The listing beneath should be written out in full, exactly as shown.

Start of Provided records

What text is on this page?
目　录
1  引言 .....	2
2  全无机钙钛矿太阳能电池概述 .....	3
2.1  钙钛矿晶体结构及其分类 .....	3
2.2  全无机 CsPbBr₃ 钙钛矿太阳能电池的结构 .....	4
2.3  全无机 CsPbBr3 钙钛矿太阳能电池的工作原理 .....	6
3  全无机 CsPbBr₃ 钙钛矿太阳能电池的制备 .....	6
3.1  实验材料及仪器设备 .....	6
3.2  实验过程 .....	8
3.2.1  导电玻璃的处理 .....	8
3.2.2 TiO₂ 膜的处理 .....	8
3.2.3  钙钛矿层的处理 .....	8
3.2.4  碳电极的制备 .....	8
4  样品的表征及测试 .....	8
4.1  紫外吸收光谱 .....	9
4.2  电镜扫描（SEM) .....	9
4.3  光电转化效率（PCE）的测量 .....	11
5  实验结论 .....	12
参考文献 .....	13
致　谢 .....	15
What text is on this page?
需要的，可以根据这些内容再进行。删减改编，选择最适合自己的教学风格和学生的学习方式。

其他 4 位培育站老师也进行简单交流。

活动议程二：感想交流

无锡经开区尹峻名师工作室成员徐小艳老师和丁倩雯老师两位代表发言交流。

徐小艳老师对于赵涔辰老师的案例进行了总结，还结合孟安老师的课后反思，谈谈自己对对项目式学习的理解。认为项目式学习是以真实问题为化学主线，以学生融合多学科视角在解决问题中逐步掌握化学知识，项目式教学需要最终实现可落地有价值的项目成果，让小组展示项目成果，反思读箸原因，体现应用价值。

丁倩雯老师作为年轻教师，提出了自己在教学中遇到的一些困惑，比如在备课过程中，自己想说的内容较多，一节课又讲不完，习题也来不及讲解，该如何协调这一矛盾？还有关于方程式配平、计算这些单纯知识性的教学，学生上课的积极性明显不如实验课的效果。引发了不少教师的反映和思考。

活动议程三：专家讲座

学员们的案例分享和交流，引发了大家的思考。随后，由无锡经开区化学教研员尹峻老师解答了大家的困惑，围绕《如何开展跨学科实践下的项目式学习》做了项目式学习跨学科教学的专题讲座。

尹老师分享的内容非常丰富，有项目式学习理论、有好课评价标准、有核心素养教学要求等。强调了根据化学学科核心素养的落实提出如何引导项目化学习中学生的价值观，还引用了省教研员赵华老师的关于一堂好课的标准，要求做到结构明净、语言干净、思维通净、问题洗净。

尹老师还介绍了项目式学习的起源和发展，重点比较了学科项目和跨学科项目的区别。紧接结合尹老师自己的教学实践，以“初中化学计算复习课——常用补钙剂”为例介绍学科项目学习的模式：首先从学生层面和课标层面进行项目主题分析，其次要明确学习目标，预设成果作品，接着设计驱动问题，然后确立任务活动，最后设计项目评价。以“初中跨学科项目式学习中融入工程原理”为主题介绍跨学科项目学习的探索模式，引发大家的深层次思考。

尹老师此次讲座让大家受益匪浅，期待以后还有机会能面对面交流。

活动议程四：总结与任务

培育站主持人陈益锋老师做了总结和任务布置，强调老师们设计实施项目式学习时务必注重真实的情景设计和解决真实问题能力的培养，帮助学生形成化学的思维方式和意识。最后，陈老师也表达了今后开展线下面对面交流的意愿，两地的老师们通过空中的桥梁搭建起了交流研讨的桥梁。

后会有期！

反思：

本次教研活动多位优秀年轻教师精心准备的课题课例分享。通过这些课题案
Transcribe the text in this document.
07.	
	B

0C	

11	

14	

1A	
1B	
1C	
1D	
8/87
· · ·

End of Provided records

• **Answer below**:
What text is on this page?
目　录
1  引言 .....	2
2  全无机钙钛矿太阳能电池概述 .....	3
2.1  钙钛矿晶体结构及其分类 .....	3
2.2  全无机 CsPbBr₃ 钙钛矿太阳能电池的结构 .....	4
2.3  全无机 CsPbBr3 钙钛矿太阳能电池的工作原理 .....	6
3  全无机 CsPbBr₃ 钙钛矿太阳能电池的制备 .....	6
3.1  实验材料及仪器设备 .....	6
3.2  实验过程 .....	8
3.2.1  导电玻璃的处理 .....	8
3.2.2 TiO₂ 膜的处理 .....	8
3.2.3  钙钛矿层的处理 .....	8
3.2.4  碳电极的制备 .....	8
4  样品的表征及测试 .....	8
4.1  紫外吸收光谱 .....	9
4.2  电镜扫描（SEM) .....	9
4.3  光电转化效率（PCE）的测量 .....	11
5  实验结论 .....	12
参考文献 .....	13
致　谢 .....	15
What text is on this page?
需要的，可以根据这些内容再进行。删减改编，选择最适合自己的教学风格和学生的学习方式。

其他 4 位培育站老师也进行简单交流。

活动议程二：感想交流

无锡经开区尹峻名师工作室成员徐小艳老师和丁倩雯老师两位代表发言交流。

徐小艳老师对于赵涔辰老师的案例进行了总结，还结合孟安老师的课后反思，谈谈自己对对项目式学习的理解。认为项目式学习是以真实问题为化学主线，以学生融合多学科视角在解决问题中逐步掌握化学知识，项目式教学需要最终实现可落地有价值的项目成果，让小组展示项目成果，反思读箸原因，体现应用价值。

丁倩雯老师作为年轻教师，提出了自己在教学中遇到的一些困惑，比如在备课过程中，自己想说的内容较多，一节课又讲不完，习题也来不及讲解，该如何协调这一矛盾？还有关于方程式配平、计算这些单纯知识性的教学，学生上课的积极性明显不如实验课的效果。引发了不少教师的反映和思考。

活动议程三：专家讲座

学员们的案例分享和交流，引发了大家的思考。随后，由无锡经开区化学教研员尹峻老师解答了大家的困惑，围绕《如何开展跨学科实践下的项目式学习》做了项目式学习跨学科教学的专题讲座。

尹老师分享的内容非常丰富，有项目式学习理论、有好课评价标准、有核心素养教学要求等。强调了根据化学学科核心素养的落实提出如何引导项目化学习中学生的价值观，还引用了省教研员赵华老师的关于一堂好课的标准，要求做到结构明净、语言干净、思维通净、问题洗净。

尹老师还介绍了项目式学习的起源和发展，重点比较了学科项目和跨学科项目的区别。紧接结合尹老师自己的教学实践，以“初中化学计算复习课——常用补钙剂”为例介绍学科项目学习的模式：首先从学生层面和课标层面进行项目主题分析，其次要明确学习目标，预设成果作品，接着设计驱动问题，然后确立任务活动，最后设计项目评价。以“初中跨学科项目式学习中融入工程原理”为主题介绍跨学科项目学习的探索模式，引发大家的深层次思考。

尹老师此次讲座让大家受益匪浅，期待以后还有机会能面对面交流。

活动议程四：总结与任务

培育站主持人陈益锋老师做了总结和任务布置，强调老师们设计实施项目式学习时务必注重真实的情景设计和解决真实问题能力的培养，帮助学生形成化学的思维方式和意识。最后，陈老师也表达了今后开展线下面对面交流的意愿，两地的老师们通过空中的桥梁搭建起了交流研讨的桥梁。

后会有期！

反思：

本次教研活动多位优秀年轻教师精心准备的课题课例分享。通过这些课题案
Transcribe the text in this document.
07.	
	B

0C	

11	

14	

1A	
1B	
1C	
1D	
8/87
· · ·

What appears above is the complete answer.